■ **What the task requires**: Copy out all lines where "ocular" appears.
* start Data records *
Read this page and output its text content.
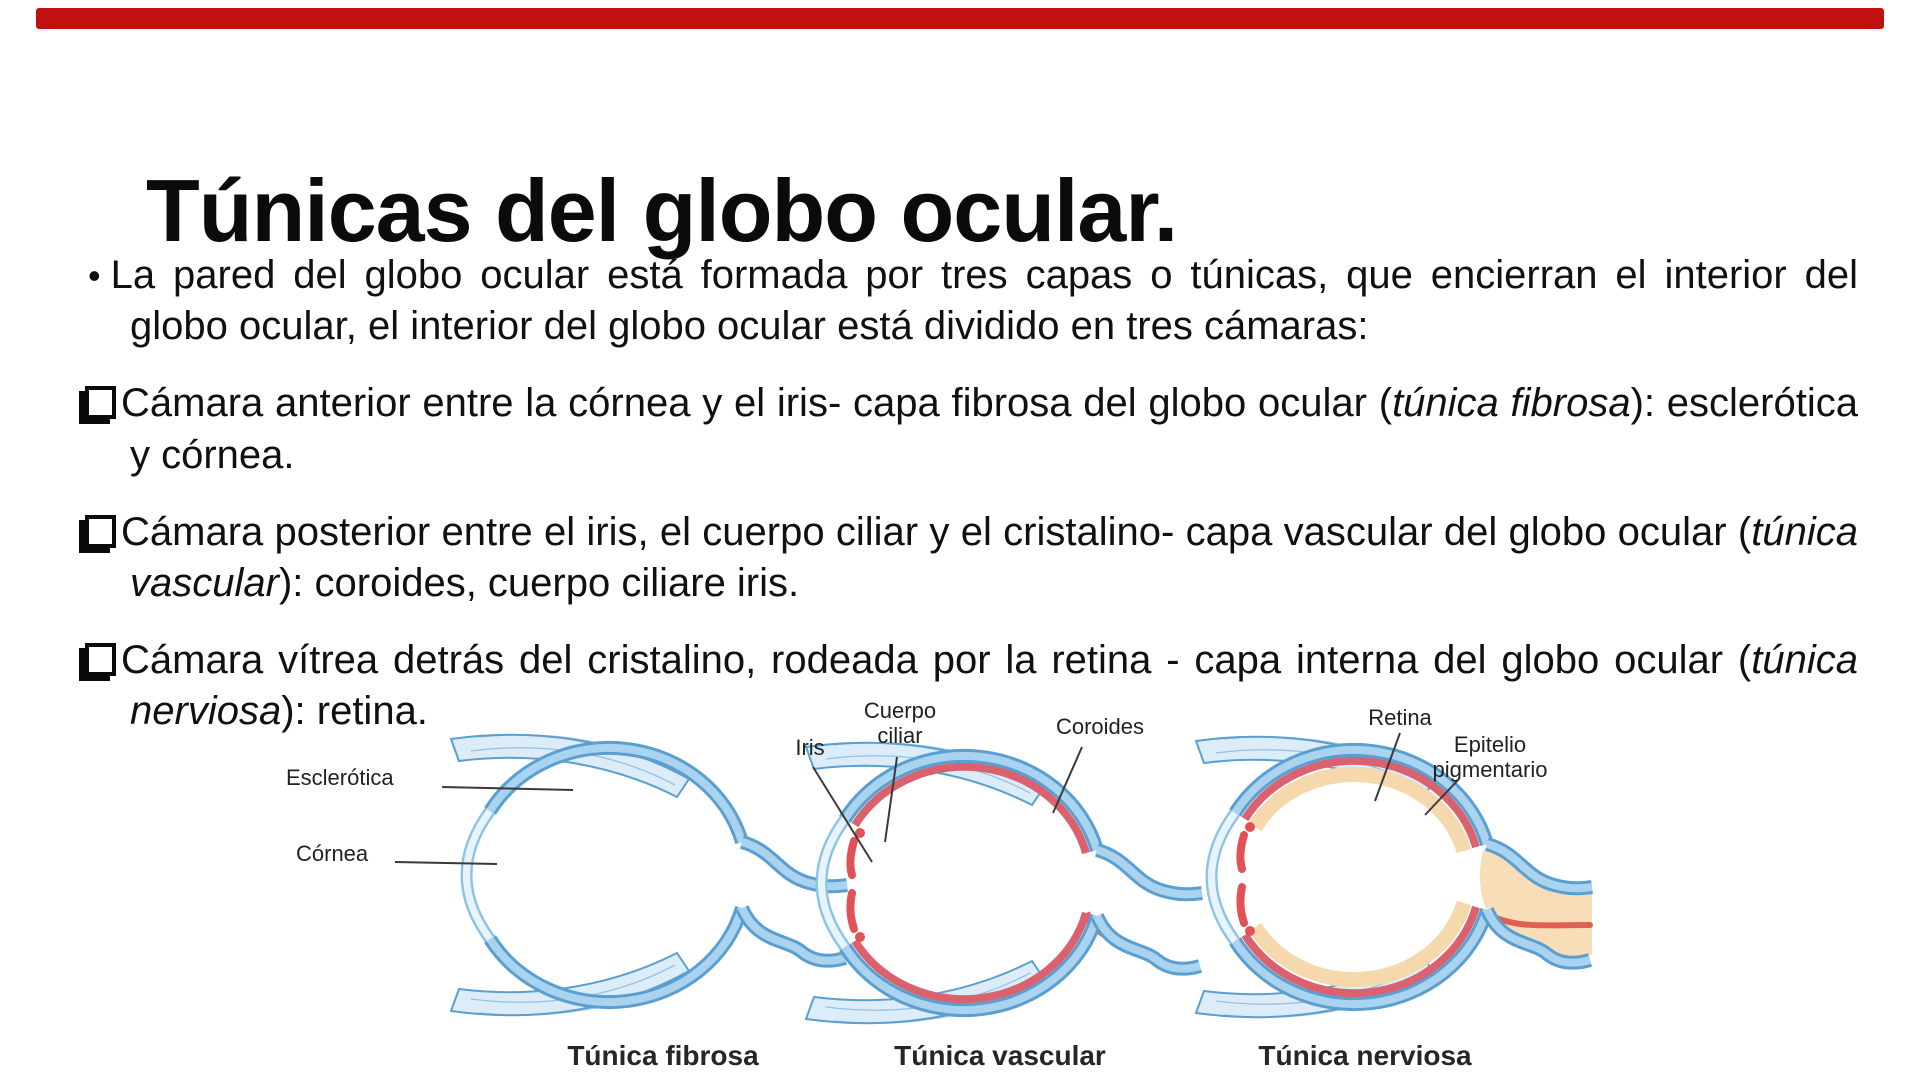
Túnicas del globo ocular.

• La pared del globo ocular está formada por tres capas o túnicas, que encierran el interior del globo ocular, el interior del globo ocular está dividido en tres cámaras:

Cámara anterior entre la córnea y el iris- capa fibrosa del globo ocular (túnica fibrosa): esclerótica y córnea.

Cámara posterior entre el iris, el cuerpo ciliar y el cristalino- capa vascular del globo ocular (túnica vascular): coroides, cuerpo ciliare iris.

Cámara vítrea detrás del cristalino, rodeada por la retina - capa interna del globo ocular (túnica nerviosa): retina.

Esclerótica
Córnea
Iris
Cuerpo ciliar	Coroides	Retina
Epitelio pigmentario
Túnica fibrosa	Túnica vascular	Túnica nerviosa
* end Data records *
* start Data records *
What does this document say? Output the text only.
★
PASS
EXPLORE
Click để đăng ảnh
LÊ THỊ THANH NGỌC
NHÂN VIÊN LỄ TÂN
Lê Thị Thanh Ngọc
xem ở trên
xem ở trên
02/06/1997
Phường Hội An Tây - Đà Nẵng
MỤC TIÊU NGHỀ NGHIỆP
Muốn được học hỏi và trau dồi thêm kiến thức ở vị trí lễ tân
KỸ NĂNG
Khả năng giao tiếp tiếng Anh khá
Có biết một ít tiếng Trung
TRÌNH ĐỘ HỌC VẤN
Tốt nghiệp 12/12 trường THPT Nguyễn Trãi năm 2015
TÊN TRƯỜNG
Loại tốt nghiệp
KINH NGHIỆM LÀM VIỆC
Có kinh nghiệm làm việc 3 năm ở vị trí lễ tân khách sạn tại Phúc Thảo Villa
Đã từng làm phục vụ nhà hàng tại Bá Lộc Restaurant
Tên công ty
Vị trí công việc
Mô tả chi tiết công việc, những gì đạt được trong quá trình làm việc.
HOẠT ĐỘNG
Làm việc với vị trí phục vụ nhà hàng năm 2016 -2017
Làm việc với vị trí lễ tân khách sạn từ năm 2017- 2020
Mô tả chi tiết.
* end Data records *
* start Data records *
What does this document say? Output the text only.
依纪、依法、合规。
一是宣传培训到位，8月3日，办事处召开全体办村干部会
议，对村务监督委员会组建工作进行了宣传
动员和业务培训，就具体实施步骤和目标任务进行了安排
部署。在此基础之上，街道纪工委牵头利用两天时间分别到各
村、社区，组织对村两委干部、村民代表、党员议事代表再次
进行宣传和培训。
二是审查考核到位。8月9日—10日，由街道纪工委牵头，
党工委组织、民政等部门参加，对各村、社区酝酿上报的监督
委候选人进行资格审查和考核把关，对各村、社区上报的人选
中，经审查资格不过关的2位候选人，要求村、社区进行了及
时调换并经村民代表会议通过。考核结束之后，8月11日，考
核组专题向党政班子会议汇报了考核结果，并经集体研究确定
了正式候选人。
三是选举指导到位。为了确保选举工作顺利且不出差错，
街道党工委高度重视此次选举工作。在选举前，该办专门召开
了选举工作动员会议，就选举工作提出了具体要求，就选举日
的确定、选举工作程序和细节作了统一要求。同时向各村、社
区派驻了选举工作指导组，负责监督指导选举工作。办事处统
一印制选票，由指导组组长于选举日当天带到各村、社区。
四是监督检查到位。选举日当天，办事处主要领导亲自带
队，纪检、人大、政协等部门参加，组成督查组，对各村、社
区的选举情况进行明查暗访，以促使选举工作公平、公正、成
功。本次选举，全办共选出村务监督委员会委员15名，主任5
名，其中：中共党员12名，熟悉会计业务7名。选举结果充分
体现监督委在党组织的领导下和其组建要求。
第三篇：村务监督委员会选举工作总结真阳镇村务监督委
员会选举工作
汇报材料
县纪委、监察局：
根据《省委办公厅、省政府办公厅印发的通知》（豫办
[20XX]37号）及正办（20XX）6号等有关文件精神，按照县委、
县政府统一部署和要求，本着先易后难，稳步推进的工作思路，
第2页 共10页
* end Data records *
■ **Reply to the exercise**:
Túnicas del globo ocular.
• La pared del globo ocular está formada por tres capas o túnicas, que encierran el interior del globo ocular, el interior del globo ocular está dividido en tres cámaras:
Cámara anterior entre la córnea y el iris- capa fibrosa del globo ocular (túnica fibrosa): esclerótica y córnea.
Cámara posterior entre el iris, el cuerpo ciliar y el cristalino- capa vascular del globo ocular (túnica vascular): coroides, cuerpo ciliare iris.
Cámara vítrea detrás del cristalino, rodeada por la retina - capa interna del globo ocular (túnica nerviosa): retina.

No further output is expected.